_ACTION ITEM_: Copy the entries exactly. Leave nothing out and add nothing.

=== RECORDS PROVIDED ===

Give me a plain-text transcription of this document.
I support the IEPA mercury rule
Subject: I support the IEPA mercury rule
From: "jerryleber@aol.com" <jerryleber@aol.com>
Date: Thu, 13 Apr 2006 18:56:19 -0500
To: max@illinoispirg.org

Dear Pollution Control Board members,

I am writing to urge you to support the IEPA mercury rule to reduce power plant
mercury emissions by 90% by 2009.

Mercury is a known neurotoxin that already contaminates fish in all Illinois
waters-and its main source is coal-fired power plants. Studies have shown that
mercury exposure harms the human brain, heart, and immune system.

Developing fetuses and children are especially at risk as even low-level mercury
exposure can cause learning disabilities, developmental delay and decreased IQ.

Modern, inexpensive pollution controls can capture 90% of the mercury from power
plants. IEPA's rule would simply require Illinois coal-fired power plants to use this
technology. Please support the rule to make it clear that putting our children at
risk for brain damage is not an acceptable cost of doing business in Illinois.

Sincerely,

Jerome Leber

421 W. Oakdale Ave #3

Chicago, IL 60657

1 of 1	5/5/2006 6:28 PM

===

_ANSWER SECTION_:
Give me a plain-text transcription of this document.
I support the IEPA mercury rule
Subject: I support the IEPA mercury rule
From: "jerryleber@aol.com" <jerryleber@aol.com>
Date: Thu, 13 Apr 2006 18:56:19 -0500
To: max@illinoispirg.org

Dear Pollution Control Board members,

I am writing to urge you to support the IEPA mercury rule to reduce power plant
mercury emissions by 90% by 2009.

Mercury is a known neurotoxin that already contaminates fish in all Illinois
waters-and its main source is coal-fired power plants. Studies have shown that
mercury exposure harms the human brain, heart, and immune system.

Developing fetuses and children are especially at risk as even low-level mercury
exposure can cause learning disabilities, developmental delay and decreased IQ.

Modern, inexpensive pollution controls can capture 90% of the mercury from power
plants. IEPA's rule would simply require Illinois coal-fired power plants to use this
technology. Please support the rule to make it clear that putting our children at
risk for brain damage is not an acceptable cost of doing business in Illinois.

Sincerely,

Jerome Leber

421 W. Oakdale Ave #3

Chicago, IL 60657

1 of 1	5/5/2006 6:28 PM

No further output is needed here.